# What is expected
Your task is to give the data again, exactly, with every line intact.
------------------------------------------------------------
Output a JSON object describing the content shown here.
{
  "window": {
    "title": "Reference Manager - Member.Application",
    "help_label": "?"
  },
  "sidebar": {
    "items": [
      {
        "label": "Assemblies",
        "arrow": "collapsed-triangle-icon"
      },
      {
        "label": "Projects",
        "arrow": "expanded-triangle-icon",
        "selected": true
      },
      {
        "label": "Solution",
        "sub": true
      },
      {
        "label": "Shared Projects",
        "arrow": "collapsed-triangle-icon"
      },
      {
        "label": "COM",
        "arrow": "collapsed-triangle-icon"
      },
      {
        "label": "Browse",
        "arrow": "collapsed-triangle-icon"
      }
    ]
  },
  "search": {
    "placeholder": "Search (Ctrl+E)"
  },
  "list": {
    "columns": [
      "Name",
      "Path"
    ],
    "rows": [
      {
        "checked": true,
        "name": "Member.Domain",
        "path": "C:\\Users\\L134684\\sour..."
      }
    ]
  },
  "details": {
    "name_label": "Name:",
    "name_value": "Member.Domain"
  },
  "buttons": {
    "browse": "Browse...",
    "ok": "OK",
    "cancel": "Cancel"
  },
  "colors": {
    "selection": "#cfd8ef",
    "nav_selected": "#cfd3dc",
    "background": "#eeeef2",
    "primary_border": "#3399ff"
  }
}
------------------------------------------------------------
# Completed task
Output a JSON object describing the content shown here.
{
  "window": {
    "title": "Reference Manager - Member.Application",
    "help_label": "?"
  },
  "sidebar": {
    "items": [
      {
        "label": "Assemblies",
        "arrow": "collapsed-triangle-icon"
      },
      {
        "label": "Projects",
        "arrow": "expanded-triangle-icon",
        "selected": true
      },
      {
        "label": "Solution",
        "sub": true
      },
      {
        "label": "Shared Projects",
        "arrow": "collapsed-triangle-icon"
      },
      {
        "label": "COM",
        "arrow": "collapsed-triangle-icon"
      },
      {
        "label": "Browse",
        "arrow": "collapsed-triangle-icon"
      }
    ]
  },
  "search": {
    "placeholder": "Search (Ctrl+E)"
  },
  "list": {
    "columns": [
      "Name",
      "Path"
    ],
    "rows": [
      {
        "checked": true,
        "name": "Member.Domain",
        "path": "C:\\Users\\L134684\\sour..."
      }
    ]
  },
  "details": {
    "name_label": "Name:",
    "name_value": "Member.Domain"
  },
  "buttons": {
    "browse": "Browse...",
    "ok": "OK",
    "cancel": "Cancel"
  },
  "colors": {
    "selection": "#cfd8ef",
    "nav_selected": "#cfd3dc",
    "background": "#eeeef2",
    "primary_border": "#3399ff"
  }
}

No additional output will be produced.